_TASK REQUIREMENTS_.
Read through the records below and copy each line that uses the word "Orientador".

_DATA FOR THE TASK_.

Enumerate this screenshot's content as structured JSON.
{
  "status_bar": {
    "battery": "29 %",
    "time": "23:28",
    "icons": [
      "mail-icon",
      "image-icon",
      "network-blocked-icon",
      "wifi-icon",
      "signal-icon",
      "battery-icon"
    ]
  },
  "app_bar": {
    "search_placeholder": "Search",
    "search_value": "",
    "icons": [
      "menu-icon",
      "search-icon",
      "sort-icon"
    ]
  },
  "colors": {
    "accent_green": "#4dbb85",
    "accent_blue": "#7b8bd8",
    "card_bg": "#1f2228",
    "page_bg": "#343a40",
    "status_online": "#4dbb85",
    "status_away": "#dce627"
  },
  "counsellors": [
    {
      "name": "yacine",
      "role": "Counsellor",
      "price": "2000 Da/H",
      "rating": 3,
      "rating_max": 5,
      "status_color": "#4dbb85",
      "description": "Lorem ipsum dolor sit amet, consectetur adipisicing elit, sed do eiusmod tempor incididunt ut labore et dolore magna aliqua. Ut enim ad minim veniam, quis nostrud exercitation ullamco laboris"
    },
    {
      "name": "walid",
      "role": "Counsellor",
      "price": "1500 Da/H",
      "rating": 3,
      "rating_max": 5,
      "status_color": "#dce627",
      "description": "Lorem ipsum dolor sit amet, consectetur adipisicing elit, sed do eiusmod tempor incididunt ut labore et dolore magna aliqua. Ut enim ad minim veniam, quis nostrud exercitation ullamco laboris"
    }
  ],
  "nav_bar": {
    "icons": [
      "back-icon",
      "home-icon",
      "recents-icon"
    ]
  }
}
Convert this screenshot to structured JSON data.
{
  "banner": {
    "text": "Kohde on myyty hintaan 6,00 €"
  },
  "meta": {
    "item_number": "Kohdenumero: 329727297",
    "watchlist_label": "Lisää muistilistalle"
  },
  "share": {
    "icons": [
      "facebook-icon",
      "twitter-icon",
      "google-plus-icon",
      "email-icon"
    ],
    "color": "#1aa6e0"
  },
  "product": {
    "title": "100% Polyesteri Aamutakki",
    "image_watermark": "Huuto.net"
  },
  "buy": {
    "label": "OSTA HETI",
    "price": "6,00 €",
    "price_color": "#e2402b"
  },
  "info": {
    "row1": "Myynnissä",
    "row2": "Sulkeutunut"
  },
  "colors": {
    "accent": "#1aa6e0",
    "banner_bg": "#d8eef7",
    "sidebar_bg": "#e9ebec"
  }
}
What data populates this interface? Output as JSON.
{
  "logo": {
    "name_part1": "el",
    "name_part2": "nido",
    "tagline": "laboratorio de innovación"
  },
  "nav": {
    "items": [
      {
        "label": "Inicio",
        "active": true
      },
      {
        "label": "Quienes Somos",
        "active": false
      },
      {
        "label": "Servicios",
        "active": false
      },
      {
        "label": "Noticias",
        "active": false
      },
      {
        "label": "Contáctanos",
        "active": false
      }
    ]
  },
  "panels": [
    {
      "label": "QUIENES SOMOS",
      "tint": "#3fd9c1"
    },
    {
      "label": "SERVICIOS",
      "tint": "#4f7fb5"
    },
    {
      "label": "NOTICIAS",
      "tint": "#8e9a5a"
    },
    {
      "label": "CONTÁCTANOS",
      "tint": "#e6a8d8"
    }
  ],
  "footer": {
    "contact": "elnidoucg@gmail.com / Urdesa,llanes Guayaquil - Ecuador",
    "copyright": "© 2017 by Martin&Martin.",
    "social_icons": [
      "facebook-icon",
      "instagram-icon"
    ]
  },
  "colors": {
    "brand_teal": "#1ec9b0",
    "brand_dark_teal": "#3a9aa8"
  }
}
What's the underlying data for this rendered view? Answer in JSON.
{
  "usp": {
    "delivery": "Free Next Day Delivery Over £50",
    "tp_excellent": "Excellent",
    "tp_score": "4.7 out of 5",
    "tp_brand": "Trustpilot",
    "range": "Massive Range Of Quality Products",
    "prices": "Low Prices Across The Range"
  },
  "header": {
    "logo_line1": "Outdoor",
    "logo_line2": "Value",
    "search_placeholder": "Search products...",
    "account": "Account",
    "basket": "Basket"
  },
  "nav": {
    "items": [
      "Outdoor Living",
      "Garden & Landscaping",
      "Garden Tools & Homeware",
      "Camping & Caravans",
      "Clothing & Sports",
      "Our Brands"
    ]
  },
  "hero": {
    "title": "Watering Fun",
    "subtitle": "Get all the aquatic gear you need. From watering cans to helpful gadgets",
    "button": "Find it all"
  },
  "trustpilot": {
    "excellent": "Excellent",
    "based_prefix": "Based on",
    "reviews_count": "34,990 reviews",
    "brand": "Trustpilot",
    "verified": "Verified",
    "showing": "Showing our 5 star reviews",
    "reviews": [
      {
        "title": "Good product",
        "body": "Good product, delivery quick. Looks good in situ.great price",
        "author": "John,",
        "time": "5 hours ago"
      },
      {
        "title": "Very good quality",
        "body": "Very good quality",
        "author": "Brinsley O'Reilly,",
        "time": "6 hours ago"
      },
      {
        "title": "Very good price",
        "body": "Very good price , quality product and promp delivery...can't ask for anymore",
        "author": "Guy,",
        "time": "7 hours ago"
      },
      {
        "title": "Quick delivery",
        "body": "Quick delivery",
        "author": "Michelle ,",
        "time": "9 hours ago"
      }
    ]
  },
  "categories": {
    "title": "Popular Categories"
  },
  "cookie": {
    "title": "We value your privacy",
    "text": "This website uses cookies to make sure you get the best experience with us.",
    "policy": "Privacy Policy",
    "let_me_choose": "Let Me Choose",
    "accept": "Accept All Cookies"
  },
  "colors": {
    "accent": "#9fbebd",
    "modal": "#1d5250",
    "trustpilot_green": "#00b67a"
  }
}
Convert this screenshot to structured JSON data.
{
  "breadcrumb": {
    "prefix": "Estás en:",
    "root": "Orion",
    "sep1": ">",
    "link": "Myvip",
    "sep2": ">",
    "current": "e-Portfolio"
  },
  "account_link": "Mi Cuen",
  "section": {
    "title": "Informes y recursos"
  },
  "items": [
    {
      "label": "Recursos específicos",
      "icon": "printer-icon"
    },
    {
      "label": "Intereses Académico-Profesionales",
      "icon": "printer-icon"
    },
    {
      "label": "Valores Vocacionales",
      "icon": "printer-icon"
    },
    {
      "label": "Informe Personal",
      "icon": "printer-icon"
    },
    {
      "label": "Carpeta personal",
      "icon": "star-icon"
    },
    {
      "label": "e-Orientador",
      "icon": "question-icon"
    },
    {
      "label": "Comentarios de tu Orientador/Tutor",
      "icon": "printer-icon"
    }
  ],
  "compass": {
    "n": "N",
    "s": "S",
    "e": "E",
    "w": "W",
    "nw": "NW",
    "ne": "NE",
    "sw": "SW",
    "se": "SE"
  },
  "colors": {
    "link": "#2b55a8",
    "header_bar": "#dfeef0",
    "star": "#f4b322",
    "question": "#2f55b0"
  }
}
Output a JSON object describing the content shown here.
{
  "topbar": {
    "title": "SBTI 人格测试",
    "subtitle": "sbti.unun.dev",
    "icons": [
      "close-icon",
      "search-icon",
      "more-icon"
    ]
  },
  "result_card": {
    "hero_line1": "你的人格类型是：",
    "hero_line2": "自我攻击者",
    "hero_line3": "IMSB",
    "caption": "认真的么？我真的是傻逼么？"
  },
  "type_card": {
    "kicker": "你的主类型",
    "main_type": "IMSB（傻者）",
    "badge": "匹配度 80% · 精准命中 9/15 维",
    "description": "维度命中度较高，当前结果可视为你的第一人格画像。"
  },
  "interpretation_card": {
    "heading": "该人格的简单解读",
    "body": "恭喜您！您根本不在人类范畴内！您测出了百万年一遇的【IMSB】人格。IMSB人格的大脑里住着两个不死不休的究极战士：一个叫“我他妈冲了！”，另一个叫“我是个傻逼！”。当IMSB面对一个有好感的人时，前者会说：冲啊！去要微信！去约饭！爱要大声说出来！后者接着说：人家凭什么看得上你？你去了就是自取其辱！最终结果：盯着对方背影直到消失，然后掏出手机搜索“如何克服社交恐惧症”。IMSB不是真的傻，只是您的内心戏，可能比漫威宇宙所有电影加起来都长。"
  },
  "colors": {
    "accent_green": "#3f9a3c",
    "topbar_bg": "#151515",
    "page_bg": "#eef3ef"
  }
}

_FINAL RESULT_.
      "label": "e-Orientador",
      "label": "Comentarios de tu Orientador/Tutor",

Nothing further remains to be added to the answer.